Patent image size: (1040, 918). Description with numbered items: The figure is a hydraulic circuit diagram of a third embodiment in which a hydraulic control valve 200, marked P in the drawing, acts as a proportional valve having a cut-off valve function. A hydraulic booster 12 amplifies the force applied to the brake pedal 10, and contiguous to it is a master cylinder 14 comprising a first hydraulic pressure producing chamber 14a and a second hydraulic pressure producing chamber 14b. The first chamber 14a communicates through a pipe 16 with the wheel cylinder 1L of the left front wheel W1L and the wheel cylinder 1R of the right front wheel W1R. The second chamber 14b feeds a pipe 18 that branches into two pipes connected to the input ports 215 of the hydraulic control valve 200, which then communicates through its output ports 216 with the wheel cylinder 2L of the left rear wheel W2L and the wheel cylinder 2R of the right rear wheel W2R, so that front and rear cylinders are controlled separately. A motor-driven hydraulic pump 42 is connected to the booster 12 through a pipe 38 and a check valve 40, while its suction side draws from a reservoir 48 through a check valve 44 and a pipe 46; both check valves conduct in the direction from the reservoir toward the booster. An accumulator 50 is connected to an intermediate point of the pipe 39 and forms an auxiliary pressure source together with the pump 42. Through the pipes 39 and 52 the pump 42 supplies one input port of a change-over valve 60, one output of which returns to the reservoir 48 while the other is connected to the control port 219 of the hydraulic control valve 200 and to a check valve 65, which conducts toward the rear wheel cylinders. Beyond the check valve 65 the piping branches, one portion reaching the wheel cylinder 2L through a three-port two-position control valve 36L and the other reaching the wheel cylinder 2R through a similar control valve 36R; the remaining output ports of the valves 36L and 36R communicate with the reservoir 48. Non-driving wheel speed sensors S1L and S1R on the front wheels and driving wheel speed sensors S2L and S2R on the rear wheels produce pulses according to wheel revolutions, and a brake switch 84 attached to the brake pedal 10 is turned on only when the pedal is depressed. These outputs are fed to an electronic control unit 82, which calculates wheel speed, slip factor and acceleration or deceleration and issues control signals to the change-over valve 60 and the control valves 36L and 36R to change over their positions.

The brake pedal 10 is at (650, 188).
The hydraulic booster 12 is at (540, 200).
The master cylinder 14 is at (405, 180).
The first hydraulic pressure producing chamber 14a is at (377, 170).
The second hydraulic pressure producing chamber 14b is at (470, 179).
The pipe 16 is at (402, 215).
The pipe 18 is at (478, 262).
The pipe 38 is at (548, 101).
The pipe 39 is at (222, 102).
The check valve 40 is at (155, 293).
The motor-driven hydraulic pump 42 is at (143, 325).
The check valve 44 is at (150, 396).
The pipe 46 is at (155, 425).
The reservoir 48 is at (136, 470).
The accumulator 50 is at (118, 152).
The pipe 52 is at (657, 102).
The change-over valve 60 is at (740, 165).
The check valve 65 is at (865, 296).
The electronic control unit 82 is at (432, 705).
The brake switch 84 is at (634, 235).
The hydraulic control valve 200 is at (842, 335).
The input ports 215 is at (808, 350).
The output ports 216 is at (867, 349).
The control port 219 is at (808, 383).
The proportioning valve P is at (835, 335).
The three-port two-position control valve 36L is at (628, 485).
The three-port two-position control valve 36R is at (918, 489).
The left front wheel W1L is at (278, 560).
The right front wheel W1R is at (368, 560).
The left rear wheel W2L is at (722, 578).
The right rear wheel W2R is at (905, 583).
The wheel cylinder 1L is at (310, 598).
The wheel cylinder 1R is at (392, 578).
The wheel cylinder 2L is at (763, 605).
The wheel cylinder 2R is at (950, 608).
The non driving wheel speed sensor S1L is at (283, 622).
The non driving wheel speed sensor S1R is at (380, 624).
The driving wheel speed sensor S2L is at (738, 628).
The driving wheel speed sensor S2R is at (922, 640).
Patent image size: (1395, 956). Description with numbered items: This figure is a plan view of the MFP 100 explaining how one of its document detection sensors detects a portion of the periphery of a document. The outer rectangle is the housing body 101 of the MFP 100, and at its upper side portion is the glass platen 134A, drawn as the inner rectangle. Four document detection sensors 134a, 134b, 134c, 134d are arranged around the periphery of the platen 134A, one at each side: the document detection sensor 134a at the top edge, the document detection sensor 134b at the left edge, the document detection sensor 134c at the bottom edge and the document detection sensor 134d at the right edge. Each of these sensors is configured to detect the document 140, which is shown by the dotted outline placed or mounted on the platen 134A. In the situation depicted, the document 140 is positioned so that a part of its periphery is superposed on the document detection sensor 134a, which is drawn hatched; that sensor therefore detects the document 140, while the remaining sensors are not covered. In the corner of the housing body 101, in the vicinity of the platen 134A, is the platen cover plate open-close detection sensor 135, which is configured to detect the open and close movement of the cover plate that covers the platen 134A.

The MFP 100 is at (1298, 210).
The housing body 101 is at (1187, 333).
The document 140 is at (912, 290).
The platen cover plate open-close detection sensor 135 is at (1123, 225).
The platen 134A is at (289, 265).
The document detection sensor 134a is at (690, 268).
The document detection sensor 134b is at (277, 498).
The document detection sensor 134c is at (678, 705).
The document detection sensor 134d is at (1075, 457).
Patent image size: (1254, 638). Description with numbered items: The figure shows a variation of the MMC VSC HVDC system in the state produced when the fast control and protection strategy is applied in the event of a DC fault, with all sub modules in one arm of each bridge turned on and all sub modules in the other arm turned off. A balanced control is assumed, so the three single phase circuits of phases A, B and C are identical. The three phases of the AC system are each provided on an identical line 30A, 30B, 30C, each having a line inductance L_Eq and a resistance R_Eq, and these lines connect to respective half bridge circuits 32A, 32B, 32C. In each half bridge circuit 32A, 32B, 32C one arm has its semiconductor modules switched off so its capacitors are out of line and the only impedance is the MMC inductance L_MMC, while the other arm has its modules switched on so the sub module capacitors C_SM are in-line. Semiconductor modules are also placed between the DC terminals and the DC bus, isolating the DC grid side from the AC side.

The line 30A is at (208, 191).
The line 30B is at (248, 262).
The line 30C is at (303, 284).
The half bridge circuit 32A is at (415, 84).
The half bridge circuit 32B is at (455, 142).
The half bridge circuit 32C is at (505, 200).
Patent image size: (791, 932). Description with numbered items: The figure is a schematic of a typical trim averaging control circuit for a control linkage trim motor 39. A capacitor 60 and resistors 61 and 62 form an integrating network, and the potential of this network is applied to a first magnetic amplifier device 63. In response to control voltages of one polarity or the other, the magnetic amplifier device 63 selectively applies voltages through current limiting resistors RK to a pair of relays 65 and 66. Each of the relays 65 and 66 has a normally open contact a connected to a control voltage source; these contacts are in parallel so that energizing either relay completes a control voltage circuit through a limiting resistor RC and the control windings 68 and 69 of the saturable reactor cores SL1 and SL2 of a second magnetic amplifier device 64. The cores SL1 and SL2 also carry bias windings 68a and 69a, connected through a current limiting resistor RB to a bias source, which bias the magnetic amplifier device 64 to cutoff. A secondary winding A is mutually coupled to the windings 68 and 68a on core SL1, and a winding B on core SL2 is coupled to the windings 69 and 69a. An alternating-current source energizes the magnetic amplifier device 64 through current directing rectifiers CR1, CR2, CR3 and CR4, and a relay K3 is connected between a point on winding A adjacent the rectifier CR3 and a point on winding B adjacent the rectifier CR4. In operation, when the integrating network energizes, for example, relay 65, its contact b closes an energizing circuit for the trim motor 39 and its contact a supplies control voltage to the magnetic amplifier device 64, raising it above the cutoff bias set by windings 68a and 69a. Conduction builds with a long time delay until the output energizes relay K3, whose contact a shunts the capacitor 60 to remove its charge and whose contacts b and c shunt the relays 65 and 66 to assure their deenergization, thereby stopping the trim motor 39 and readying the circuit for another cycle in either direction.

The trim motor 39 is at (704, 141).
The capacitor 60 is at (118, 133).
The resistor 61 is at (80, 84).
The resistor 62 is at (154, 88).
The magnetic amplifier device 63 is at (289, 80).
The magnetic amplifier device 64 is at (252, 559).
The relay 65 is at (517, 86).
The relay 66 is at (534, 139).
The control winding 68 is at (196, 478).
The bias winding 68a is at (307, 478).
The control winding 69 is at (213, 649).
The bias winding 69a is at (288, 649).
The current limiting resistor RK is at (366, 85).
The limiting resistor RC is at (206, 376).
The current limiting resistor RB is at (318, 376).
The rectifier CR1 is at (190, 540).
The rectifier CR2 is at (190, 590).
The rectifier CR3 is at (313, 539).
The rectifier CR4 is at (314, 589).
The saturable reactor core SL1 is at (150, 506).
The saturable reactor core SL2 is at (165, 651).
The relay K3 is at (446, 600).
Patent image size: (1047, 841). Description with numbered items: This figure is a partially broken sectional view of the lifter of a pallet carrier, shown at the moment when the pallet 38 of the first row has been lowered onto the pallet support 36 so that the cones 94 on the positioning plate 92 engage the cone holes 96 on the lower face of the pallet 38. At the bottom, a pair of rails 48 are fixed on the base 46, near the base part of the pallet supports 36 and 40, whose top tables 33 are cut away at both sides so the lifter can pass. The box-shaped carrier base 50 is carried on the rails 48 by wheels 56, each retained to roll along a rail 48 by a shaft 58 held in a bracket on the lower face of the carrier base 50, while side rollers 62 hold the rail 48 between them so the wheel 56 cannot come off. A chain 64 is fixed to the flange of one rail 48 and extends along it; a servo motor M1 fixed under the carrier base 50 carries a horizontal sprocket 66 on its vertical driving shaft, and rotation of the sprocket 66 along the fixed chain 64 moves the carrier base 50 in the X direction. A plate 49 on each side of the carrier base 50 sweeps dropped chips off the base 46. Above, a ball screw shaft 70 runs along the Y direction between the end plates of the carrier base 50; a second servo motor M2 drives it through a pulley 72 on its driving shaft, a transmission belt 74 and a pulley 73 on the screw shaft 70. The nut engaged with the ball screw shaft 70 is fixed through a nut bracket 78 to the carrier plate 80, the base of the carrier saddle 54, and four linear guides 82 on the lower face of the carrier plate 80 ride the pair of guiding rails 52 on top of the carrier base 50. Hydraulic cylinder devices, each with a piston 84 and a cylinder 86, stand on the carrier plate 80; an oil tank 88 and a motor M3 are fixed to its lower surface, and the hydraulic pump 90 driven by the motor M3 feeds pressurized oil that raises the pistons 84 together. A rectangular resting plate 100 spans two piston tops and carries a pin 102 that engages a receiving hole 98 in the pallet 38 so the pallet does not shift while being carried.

══════

What you need to do>
Please put the rows between the lines holding "Patent image size: (1254, 638)." and "The half bridge circuit 32C is at (505, 200).", inclusive, into a two-column CSV with the columns text and answer. Each row gets one CSV line, with its text and its answer each in a single quoted field and line breaks turned into spaces.

Written solution>
text,answer
"Patent image size: (1254, 638). Description with numbered items: The figure shows a variation of the MMC VSC HVDC system in the state produced when the fast control and protection strategy is applied in the event of a DC fault, with all sub modules in one arm of each bridge turned on and all sub modules in the other arm turned off. A balanced control is assumed, so the three single phase circuits of phases A, B and C are identical. The three phases of the AC system are each provided on an identical line 30A, 30B, 30C, each having a line inductance L_Eq and a resistance R_Eq, and these lines connect to respective half bridge circuits 32A, 32B, 32C. In each half bridge circuit 32A, 32B, 32C one arm has its semiconductor modules switched off so its capacitors are out of line and the only impedance is the MMC inductance L_MMC, while the other arm has its modules switched on so the sub module capacitors C_SM are in-line. Semiconductor modules are also placed between the DC terminals and the DC bus, isolating the DC grid side from the AC side.","The line 30A is at (208, 191). The line 30B is at (248, 262). The line 30C is at (303, 284). The half bridge circuit 32A is at (415, 84). The half bridge circuit 32B is at (455, 142). The half bridge circuit 32C is at (505, 200)."